**Task directions**
Gather every line from the entries below that includes "如需改动".

**Material for the task**

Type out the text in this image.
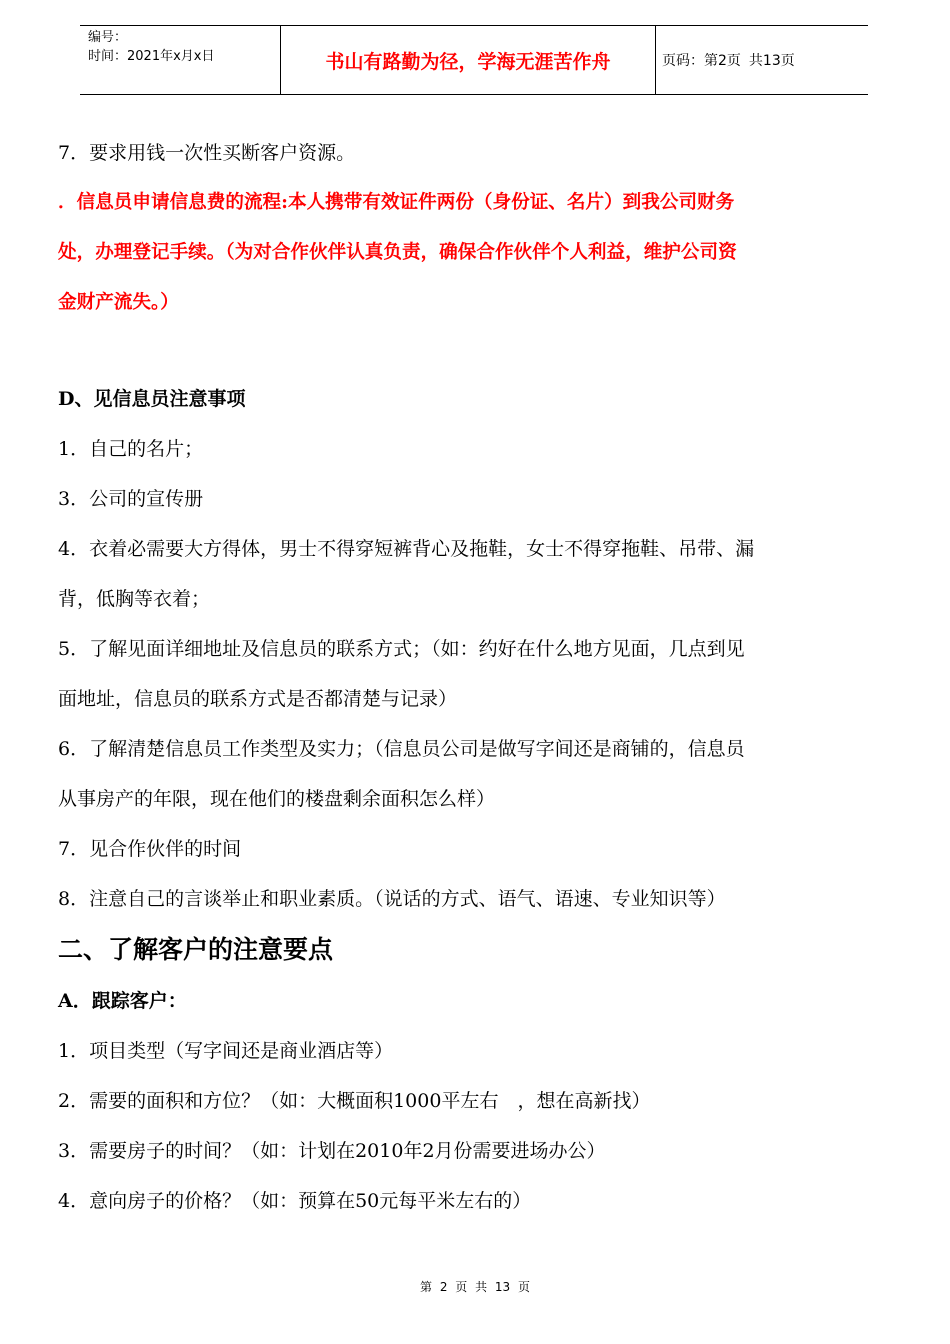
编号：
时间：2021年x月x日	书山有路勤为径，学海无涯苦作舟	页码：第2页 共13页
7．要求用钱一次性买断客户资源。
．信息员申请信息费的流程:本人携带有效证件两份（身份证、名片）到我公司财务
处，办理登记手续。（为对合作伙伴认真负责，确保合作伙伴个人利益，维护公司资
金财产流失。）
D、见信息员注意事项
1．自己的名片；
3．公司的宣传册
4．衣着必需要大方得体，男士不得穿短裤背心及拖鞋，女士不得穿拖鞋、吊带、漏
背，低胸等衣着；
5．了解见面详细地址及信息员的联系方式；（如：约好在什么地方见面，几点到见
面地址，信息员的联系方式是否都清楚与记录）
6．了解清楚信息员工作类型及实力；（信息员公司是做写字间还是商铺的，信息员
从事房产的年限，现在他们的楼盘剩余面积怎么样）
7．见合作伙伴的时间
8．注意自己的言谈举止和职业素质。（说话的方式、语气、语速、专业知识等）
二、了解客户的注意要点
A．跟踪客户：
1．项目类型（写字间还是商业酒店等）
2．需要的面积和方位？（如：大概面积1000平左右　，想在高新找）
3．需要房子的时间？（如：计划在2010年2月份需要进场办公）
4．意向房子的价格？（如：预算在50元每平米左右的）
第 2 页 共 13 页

==

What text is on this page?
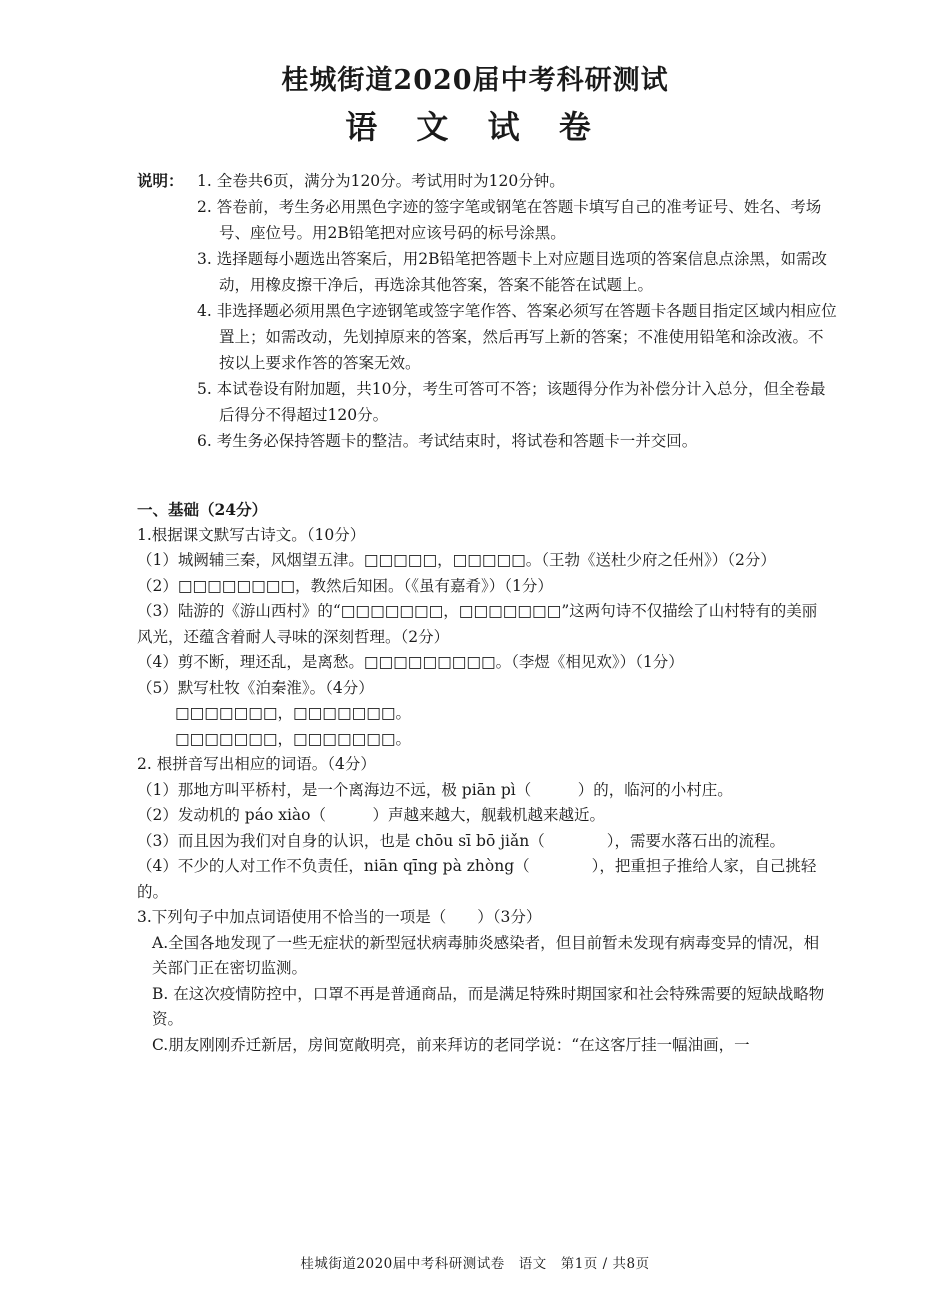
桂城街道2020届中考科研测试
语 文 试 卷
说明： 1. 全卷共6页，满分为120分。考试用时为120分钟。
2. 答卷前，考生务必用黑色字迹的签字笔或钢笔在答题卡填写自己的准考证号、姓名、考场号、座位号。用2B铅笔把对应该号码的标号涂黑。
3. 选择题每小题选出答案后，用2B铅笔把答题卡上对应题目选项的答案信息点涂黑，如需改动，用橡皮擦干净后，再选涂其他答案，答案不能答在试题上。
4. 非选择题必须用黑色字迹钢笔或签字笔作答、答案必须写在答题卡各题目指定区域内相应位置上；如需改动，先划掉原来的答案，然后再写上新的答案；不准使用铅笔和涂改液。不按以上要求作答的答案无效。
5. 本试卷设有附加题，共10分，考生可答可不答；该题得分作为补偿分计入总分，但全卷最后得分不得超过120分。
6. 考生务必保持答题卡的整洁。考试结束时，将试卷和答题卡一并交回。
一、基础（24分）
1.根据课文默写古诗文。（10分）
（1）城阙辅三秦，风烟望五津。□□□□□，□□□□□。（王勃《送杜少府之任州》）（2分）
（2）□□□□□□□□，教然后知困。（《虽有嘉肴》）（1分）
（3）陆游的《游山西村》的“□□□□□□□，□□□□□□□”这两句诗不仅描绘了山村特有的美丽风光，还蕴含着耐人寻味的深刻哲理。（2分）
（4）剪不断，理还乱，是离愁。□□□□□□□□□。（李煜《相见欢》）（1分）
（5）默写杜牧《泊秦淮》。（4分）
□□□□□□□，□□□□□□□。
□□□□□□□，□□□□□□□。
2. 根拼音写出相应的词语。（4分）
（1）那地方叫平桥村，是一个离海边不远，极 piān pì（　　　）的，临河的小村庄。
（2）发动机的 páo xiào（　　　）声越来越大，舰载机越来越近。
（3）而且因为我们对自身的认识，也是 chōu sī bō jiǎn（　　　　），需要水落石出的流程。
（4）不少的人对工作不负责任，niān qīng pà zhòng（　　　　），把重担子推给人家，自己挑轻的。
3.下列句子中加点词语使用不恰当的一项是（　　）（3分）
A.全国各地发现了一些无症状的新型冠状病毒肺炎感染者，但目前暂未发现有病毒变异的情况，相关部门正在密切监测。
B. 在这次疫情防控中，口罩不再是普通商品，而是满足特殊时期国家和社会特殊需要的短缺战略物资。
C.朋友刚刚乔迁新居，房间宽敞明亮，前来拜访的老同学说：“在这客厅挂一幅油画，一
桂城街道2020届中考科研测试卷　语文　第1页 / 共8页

**Response**
3. 选择题每小题选出答案后，用2B铅笔把答题卡上对应题目选项的答案信息点涂黑，如需改动，用橡皮擦干净后，再选涂其他答案，答案不能答在试题上。
4. 非选择题必须用黑色字迹钢笔或签字笔作答、答案必须写在答题卡各题目指定区域内相应位置上；如需改动，先划掉原来的答案，然后再写上新的答案；不准使用铅笔和涂改液。不按以上要求作答的答案无效。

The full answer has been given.